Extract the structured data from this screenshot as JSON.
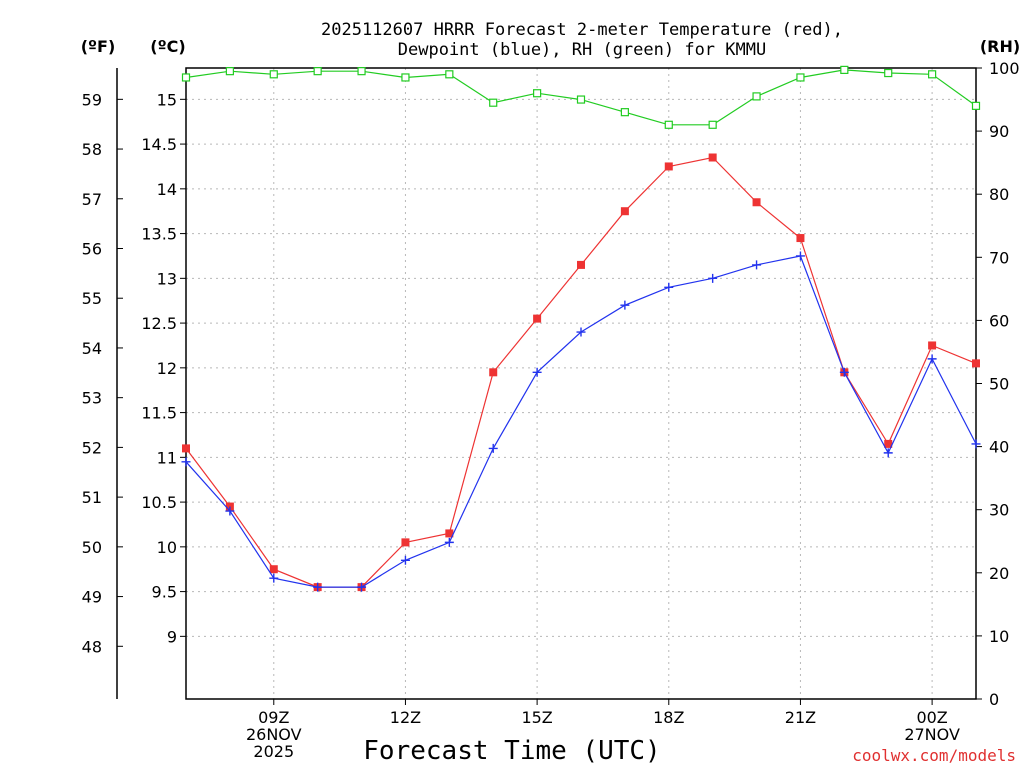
{
  "chart_data": {
    "type": "line",
    "title_line1": "2025112607 HRRR Forecast 2-meter Temperature (red),",
    "title_line2": "Dewpoint (blue), RH (green) for KMMU",
    "units": {
      "fahrenheit": "(ºF)",
      "celsius": "(ºC)",
      "rh": "(RH)"
    },
    "xlabel": "Forecast Time (UTC)",
    "credit": "coolwx.com/models",
    "x_hours": [
      7,
      8,
      9,
      10,
      11,
      12,
      13,
      14,
      15,
      16,
      17,
      18,
      19,
      20,
      21,
      22,
      23,
      24,
      25
    ],
    "x_range": [
      7,
      25
    ],
    "x_ticks": [
      {
        "hour": 9,
        "lines": [
          "09Z",
          "26NOV",
          "2025"
        ]
      },
      {
        "hour": 12,
        "lines": [
          "12Z"
        ]
      },
      {
        "hour": 15,
        "lines": [
          "15Z"
        ]
      },
      {
        "hour": 18,
        "lines": [
          "18Z"
        ]
      },
      {
        "hour": 21,
        "lines": [
          "21Z"
        ]
      },
      {
        "hour": 24,
        "lines": [
          "00Z",
          "27NOV"
        ]
      }
    ],
    "celsius_axis": {
      "range": [
        8.3,
        15.35
      ],
      "ticks": [
        "9",
        "9.5",
        "10",
        "10.5",
        "11",
        "11.5",
        "12",
        "12.5",
        "13",
        "13.5",
        "14",
        "14.5",
        "15"
      ]
    },
    "fahrenheit_axis": {
      "range": [
        46.94,
        59.63
      ],
      "ticks": [
        "48",
        "49",
        "50",
        "51",
        "52",
        "53",
        "54",
        "55",
        "56",
        "57",
        "58",
        "59"
      ]
    },
    "rh_axis": {
      "range": [
        0,
        100
      ],
      "ticks": [
        "0",
        "10",
        "20",
        "30",
        "40",
        "50",
        "60",
        "70",
        "80",
        "90",
        "100"
      ]
    },
    "series": [
      {
        "name": "Temperature",
        "color": "#ee3333",
        "marker": "filled-square",
        "axis": "celsius",
        "values": [
          11.1,
          10.45,
          9.75,
          9.55,
          9.55,
          10.05,
          10.15,
          11.95,
          12.55,
          13.15,
          13.75,
          14.25,
          14.35,
          13.85,
          13.45,
          11.95,
          11.15,
          12.25,
          12.05
        ]
      },
      {
        "name": "Dewpoint",
        "color": "#2233ee",
        "marker": "plus",
        "axis": "celsius",
        "values": [
          10.95,
          10.4,
          9.65,
          9.55,
          9.55,
          9.85,
          10.05,
          11.1,
          11.95,
          12.4,
          12.7,
          12.9,
          13.0,
          13.15,
          13.25,
          11.95,
          11.05,
          12.1,
          11.15
        ]
      },
      {
        "name": "RH",
        "color": "#22cc22",
        "marker": "open-square",
        "axis": "rh",
        "values": [
          98.5,
          99.5,
          99.0,
          99.5,
          99.5,
          98.5,
          99.0,
          94.5,
          96.0,
          95.0,
          93.0,
          91.0,
          91.0,
          95.5,
          98.5,
          99.7,
          99.2,
          99.0,
          94.0
        ]
      }
    ],
    "grid": "dotted"
  }
}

## What is needed
Copy each line above precisely, dropping the pictures.

## The output
Extract the structured data from this screenshot as JSON.
{
  "chart_data": {
    "type": "line",
    "title_line1": "2025112607 HRRR Forecast 2-meter Temperature (red),",
    "title_line2": "Dewpoint (blue), RH (green) for KMMU",
    "units": {
      "fahrenheit": "(ºF)",
      "celsius": "(ºC)",
      "rh": "(RH)"
    },
    "xlabel": "Forecast Time (UTC)",
    "credit": "coolwx.com/models",
    "x_hours": [
      7,
      8,
      9,
      10,
      11,
      12,
      13,
      14,
      15,
      16,
      17,
      18,
      19,
      20,
      21,
      22,
      23,
      24,
      25
    ],
    "x_range": [
      7,
      25
    ],
    "x_ticks": [
      {
        "hour": 9,
        "lines": [
          "09Z",
          "26NOV",
          "2025"
        ]
      },
      {
        "hour": 12,
        "lines": [
          "12Z"
        ]
      },
      {
        "hour": 15,
        "lines": [
          "15Z"
        ]
      },
      {
        "hour": 18,
        "lines": [
          "18Z"
        ]
      },
      {
        "hour": 21,
        "lines": [
          "21Z"
        ]
      },
      {
        "hour": 24,
        "lines": [
          "00Z",
          "27NOV"
        ]
      }
    ],
    "celsius_axis": {
      "range": [
        8.3,
        15.35
      ],
      "ticks": [
        "9",
        "9.5",
        "10",
        "10.5",
        "11",
        "11.5",
        "12",
        "12.5",
        "13",
        "13.5",
        "14",
        "14.5",
        "15"
      ]
    },
    "fahrenheit_axis": {
      "range": [
        46.94,
        59.63
      ],
      "ticks": [
        "48",
        "49",
        "50",
        "51",
        "52",
        "53",
        "54",
        "55",
        "56",
        "57",
        "58",
        "59"
      ]
    },
    "rh_axis": {
      "range": [
        0,
        100
      ],
      "ticks": [
        "0",
        "10",
        "20",
        "30",
        "40",
        "50",
        "60",
        "70",
        "80",
        "90",
        "100"
      ]
    },
    "series": [
      {
        "name": "Temperature",
        "color": "#ee3333",
        "marker": "filled-square",
        "axis": "celsius",
        "values": [
          11.1,
          10.45,
          9.75,
          9.55,
          9.55,
          10.05,
          10.15,
          11.95,
          12.55,
          13.15,
          13.75,
          14.25,
          14.35,
          13.85,
          13.45,
          11.95,
          11.15,
          12.25,
          12.05
        ]
      },
      {
        "name": "Dewpoint",
        "color": "#2233ee",
        "marker": "plus",
        "axis": "celsius",
        "values": [
          10.95,
          10.4,
          9.65,
          9.55,
          9.55,
          9.85,
          10.05,
          11.1,
          11.95,
          12.4,
          12.7,
          12.9,
          13.0,
          13.15,
          13.25,
          11.95,
          11.05,
          12.1,
          11.15
        ]
      },
      {
        "name": "RH",
        "color": "#22cc22",
        "marker": "open-square",
        "axis": "rh",
        "values": [
          98.5,
          99.5,
          99.0,
          99.5,
          99.5,
          98.5,
          99.0,
          94.5,
          96.0,
          95.0,
          93.0,
          91.0,
          91.0,
          95.5,
          98.5,
          99.7,
          99.2,
          99.0,
          94.0
        ]
      }
    ],
    "grid": "dotted"
  }
}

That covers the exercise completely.